- Short task -
Locate every line below that contains the word "adalah" and copy it.

- Entries -

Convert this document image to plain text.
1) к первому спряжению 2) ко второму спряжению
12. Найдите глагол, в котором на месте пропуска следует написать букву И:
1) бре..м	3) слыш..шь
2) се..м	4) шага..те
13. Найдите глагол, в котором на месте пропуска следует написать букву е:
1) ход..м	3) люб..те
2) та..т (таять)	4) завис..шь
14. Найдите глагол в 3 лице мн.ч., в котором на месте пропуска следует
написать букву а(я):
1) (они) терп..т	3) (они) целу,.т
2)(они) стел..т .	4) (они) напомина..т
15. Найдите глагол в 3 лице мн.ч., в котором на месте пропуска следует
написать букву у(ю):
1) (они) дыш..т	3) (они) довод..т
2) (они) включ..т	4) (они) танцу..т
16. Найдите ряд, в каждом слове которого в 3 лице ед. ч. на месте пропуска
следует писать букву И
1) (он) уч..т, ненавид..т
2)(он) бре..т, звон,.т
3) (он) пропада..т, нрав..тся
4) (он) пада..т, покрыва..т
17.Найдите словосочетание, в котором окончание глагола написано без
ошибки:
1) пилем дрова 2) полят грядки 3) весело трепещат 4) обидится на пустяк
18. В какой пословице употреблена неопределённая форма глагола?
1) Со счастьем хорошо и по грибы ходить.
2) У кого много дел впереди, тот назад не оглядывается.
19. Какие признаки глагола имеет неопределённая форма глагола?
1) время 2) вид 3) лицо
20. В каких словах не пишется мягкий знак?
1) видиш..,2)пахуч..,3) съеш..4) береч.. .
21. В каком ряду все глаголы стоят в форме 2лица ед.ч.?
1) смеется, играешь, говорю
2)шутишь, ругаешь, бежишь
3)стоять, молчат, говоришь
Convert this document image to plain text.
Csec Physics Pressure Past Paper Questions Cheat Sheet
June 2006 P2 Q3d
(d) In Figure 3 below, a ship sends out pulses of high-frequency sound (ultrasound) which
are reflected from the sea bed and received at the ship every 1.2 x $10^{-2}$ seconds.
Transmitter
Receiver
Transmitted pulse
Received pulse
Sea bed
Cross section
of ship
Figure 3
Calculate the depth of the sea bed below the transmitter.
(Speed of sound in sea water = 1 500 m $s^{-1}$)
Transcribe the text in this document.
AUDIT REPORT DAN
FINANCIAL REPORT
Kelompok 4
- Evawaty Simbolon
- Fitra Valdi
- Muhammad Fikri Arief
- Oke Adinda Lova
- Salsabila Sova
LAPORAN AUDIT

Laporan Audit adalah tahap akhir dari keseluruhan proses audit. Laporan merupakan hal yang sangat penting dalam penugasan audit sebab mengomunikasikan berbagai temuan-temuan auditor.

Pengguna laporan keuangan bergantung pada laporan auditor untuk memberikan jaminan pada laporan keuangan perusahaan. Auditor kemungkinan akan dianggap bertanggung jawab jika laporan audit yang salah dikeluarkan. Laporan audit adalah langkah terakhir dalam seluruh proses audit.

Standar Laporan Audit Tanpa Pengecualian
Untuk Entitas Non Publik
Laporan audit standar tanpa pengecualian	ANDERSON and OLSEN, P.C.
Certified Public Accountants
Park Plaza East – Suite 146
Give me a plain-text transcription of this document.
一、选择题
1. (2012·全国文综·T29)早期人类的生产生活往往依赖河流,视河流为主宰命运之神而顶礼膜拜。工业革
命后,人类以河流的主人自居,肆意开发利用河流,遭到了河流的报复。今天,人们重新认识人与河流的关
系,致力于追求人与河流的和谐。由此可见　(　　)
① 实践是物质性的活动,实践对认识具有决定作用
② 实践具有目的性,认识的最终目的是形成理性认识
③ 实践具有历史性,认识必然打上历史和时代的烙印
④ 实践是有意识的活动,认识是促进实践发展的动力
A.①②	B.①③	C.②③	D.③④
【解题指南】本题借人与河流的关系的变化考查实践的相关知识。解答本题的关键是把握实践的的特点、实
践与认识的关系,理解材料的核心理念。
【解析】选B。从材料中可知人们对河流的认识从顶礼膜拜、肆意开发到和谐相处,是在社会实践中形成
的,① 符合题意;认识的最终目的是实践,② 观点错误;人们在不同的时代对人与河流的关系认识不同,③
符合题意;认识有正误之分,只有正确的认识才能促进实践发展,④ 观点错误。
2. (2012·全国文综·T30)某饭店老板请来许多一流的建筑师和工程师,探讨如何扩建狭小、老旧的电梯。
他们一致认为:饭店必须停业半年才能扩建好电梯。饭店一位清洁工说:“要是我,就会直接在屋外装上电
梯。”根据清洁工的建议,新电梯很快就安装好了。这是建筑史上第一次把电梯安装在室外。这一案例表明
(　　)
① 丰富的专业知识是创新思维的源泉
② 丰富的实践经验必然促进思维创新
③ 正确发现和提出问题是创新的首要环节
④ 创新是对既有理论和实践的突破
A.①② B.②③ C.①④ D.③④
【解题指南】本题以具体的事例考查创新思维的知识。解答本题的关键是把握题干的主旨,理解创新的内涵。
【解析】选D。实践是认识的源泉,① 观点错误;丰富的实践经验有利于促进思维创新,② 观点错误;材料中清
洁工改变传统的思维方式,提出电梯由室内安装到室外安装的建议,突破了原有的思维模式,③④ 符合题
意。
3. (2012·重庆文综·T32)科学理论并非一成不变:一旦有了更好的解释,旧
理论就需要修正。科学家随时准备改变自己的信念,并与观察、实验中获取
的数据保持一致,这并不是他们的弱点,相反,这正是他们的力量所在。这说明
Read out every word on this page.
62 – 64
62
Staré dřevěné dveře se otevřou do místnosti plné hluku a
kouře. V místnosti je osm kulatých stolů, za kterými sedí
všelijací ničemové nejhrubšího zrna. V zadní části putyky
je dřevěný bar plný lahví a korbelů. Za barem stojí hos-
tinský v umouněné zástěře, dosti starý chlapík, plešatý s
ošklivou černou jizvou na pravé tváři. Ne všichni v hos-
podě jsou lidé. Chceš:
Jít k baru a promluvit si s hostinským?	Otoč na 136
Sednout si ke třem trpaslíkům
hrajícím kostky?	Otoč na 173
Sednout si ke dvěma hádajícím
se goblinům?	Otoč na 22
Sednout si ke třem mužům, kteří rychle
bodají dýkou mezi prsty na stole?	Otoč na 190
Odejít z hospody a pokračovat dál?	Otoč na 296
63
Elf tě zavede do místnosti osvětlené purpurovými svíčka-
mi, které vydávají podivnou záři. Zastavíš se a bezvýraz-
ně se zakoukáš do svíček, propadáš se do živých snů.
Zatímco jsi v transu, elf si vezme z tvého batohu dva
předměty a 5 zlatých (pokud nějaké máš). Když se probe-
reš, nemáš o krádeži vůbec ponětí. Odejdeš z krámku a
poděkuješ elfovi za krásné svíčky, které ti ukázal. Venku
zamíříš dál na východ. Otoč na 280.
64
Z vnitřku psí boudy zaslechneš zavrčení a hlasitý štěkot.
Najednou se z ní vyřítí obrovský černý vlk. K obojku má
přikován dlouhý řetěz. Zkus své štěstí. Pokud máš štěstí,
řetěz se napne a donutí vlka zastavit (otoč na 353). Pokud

- Answer for the task -
Laporan Audit adalah tahap akhir dari keseluruhan proses audit. Laporan merupakan hal yang sangat penting dalam penugasan audit sebab mengomunikasikan berbagai temuan-temuan auditor.
Pengguna laporan keuangan bergantung pada laporan auditor untuk memberikan jaminan pada laporan keuangan perusahaan. Auditor kemungkinan akan dianggap bertanggung jawab jika laporan audit yang salah dikeluarkan. Laporan audit adalah langkah terakhir dalam seluruh proses audit.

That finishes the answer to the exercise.